* [Short exercise]
Send back the records in full, character for character.
-- Begin Data listing --
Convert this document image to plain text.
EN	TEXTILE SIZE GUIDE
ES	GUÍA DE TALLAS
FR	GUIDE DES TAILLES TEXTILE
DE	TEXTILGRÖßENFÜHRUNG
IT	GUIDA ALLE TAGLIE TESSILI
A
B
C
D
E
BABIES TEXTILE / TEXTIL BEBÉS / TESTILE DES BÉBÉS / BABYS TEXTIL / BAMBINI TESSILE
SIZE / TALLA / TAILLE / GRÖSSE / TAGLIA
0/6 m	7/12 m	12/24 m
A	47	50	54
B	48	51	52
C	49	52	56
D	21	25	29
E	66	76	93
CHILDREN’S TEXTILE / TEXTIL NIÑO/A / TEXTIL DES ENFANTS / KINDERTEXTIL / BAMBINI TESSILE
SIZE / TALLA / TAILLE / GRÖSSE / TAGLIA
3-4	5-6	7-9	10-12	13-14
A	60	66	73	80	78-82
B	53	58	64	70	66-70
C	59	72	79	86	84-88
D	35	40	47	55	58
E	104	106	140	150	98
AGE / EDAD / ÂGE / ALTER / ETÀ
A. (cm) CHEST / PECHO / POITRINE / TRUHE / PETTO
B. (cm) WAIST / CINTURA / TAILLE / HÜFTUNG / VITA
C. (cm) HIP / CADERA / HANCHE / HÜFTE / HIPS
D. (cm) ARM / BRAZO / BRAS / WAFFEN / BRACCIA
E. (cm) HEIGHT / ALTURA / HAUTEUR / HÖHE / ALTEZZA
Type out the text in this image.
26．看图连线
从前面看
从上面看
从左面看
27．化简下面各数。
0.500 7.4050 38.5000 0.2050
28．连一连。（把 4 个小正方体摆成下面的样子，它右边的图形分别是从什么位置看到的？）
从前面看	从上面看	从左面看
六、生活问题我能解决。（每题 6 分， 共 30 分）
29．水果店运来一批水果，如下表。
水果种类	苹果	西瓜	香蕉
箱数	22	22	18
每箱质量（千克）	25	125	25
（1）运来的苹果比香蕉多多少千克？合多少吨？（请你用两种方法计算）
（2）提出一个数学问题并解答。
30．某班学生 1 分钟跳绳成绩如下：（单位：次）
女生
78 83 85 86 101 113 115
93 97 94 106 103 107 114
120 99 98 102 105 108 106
-- End Data listing --
* [Exercise output]
Convert this document image to plain text.
EN	TEXTILE SIZE GUIDE
ES	GUÍA DE TALLAS
FR	GUIDE DES TAILLES TEXTILE
DE	TEXTILGRÖßENFÜHRUNG
IT	GUIDA ALLE TAGLIE TESSILI
A
B
C
D
E
BABIES TEXTILE / TEXTIL BEBÉS / TESTILE DES BÉBÉS / BABYS TEXTIL / BAMBINI TESSILE
SIZE / TALLA / TAILLE / GRÖSSE / TAGLIA
0/6 m	7/12 m	12/24 m
A	47	50	54
B	48	51	52
C	49	52	56
D	21	25	29
E	66	76	93
CHILDREN’S TEXTILE / TEXTIL NIÑO/A / TEXTIL DES ENFANTS / KINDERTEXTIL / BAMBINI TESSILE
SIZE / TALLA / TAILLE / GRÖSSE / TAGLIA
3-4	5-6	7-9	10-12	13-14
A	60	66	73	80	78-82
B	53	58	64	70	66-70
C	59	72	79	86	84-88
D	35	40	47	55	58
E	104	106	140	150	98
AGE / EDAD / ÂGE / ALTER / ETÀ
A. (cm) CHEST / PECHO / POITRINE / TRUHE / PETTO
B. (cm) WAIST / CINTURA / TAILLE / HÜFTUNG / VITA
C. (cm) HIP / CADERA / HANCHE / HÜFTE / HIPS
D. (cm) ARM / BRAZO / BRAS / WAFFEN / BRACCIA
E. (cm) HEIGHT / ALTURA / HAUTEUR / HÖHE / ALTEZZA
Type out the text in this image.
26．看图连线
从前面看
从上面看
从左面看
27．化简下面各数。
0.500 7.4050 38.5000 0.2050
28．连一连。（把 4 个小正方体摆成下面的样子，它右边的图形分别是从什么位置看到的？）
从前面看	从上面看	从左面看
六、生活问题我能解决。（每题 6 分， 共 30 分）
29．水果店运来一批水果，如下表。
水果种类	苹果	西瓜	香蕉
箱数	22	22	18
每箱质量（千克）	25	125	25
（1）运来的苹果比香蕉多多少千克？合多少吨？（请你用两种方法计算）
（2）提出一个数学问题并解答。
30．某班学生 1 分钟跳绳成绩如下：（单位：次）
女生
78 83 85 86 101 113 115
93 97 94 106 103 107 114
120 99 98 102 105 108 106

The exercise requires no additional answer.